• _Problem details_: Transcribe all the entries word for word, but omit the images.

Stored data entries:

####################

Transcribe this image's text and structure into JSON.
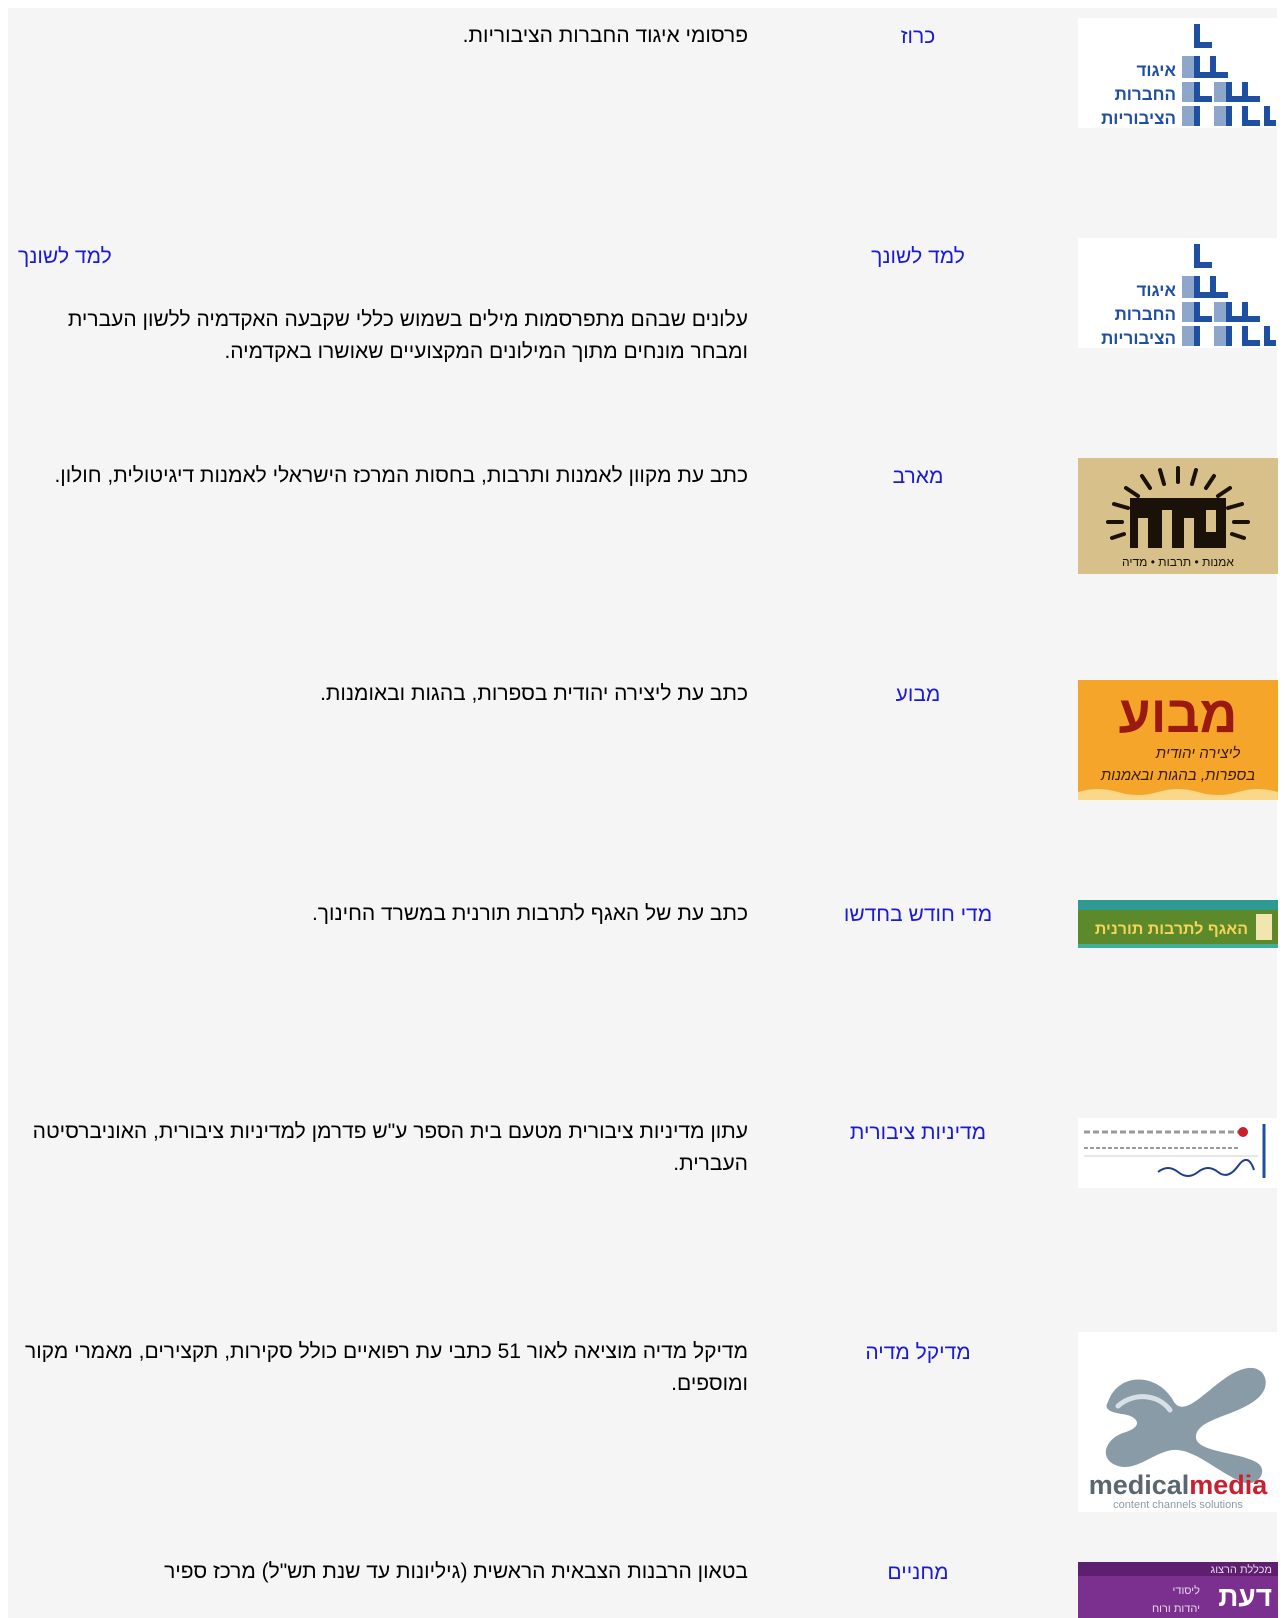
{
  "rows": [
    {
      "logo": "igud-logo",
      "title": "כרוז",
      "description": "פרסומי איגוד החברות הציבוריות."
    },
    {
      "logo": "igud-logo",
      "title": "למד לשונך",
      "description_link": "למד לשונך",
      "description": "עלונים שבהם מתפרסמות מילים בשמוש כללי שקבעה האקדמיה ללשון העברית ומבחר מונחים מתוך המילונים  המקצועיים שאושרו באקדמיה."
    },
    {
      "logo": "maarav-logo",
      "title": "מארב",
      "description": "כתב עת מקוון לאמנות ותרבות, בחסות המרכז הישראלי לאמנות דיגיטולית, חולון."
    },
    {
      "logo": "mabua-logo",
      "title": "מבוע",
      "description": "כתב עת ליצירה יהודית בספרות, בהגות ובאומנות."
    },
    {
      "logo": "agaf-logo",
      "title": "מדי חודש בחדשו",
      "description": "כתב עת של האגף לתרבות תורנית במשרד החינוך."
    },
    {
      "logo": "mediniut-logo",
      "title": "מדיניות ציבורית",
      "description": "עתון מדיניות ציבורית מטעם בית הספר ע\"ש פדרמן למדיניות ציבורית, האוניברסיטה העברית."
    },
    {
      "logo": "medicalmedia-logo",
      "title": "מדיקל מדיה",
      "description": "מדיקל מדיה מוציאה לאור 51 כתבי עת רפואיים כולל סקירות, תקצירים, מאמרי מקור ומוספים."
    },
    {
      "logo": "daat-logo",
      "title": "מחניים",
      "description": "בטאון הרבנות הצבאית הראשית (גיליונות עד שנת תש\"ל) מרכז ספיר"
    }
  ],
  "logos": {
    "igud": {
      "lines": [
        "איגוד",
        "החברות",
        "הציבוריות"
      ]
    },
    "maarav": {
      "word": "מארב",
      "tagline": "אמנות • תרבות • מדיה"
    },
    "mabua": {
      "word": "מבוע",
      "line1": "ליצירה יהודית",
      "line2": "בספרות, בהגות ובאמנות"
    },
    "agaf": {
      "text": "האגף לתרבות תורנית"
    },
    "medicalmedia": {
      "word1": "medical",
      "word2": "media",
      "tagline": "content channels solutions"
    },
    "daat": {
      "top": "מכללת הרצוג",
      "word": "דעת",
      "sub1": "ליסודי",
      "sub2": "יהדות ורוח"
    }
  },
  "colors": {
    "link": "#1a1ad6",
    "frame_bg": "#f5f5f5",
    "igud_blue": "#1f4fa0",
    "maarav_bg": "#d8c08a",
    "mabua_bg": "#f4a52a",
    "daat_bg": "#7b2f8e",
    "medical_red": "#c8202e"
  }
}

####################

• _Task answer_:
Transcribe this image's text and structure into JSON.
{
  "rows": [
    {
      "logo": "igud-logo",
      "title": "כרוז",
      "description": "פרסומי איגוד החברות הציבוריות."
    },
    {
      "logo": "igud-logo",
      "title": "למד לשונך",
      "description_link": "למד לשונך",
      "description": "עלונים שבהם מתפרסמות מילים בשמוש כללי שקבעה האקדמיה ללשון העברית ומבחר מונחים מתוך המילונים  המקצועיים שאושרו באקדמיה."
    },
    {
      "logo": "maarav-logo",
      "title": "מארב",
      "description": "כתב עת מקוון לאמנות ותרבות, בחסות המרכז הישראלי לאמנות דיגיטולית, חולון."
    },
    {
      "logo": "mabua-logo",
      "title": "מבוע",
      "description": "כתב עת ליצירה יהודית בספרות, בהגות ובאומנות."
    },
    {
      "logo": "agaf-logo",
      "title": "מדי חודש בחדשו",
      "description": "כתב עת של האגף לתרבות תורנית במשרד החינוך."
    },
    {
      "logo": "mediniut-logo",
      "title": "מדיניות ציבורית",
      "description": "עתון מדיניות ציבורית מטעם בית הספר ע\"ש פדרמן למדיניות ציבורית, האוניברסיטה העברית."
    },
    {
      "logo": "medicalmedia-logo",
      "title": "מדיקל מדיה",
      "description": "מדיקל מדיה מוציאה לאור 51 כתבי עת רפואיים כולל סקירות, תקצירים, מאמרי מקור ומוספים."
    },
    {
      "logo": "daat-logo",
      "title": "מחניים",
      "description": "בטאון הרבנות הצבאית הראשית (גיליונות עד שנת תש\"ל) מרכז ספיר"
    }
  ],
  "logos": {
    "igud": {
      "lines": [
        "איגוד",
        "החברות",
        "הציבוריות"
      ]
    },
    "maarav": {
      "word": "מארב",
      "tagline": "אמנות • תרבות • מדיה"
    },
    "mabua": {
      "word": "מבוע",
      "line1": "ליצירה יהודית",
      "line2": "בספרות, בהגות ובאמנות"
    },
    "agaf": {
      "text": "האגף לתרבות תורנית"
    },
    "medicalmedia": {
      "word1": "medical",
      "word2": "media",
      "tagline": "content channels solutions"
    },
    "daat": {
      "top": "מכללת הרצוג",
      "word": "דעת",
      "sub1": "ליסודי",
      "sub2": "יהדות ורוח"
    }
  },
  "colors": {
    "link": "#1a1ad6",
    "frame_bg": "#f5f5f5",
    "igud_blue": "#1f4fa0",
    "maarav_bg": "#d8c08a",
    "mabua_bg": "#f4a52a",
    "daat_bg": "#7b2f8e",
    "medical_red": "#c8202e"
  }
}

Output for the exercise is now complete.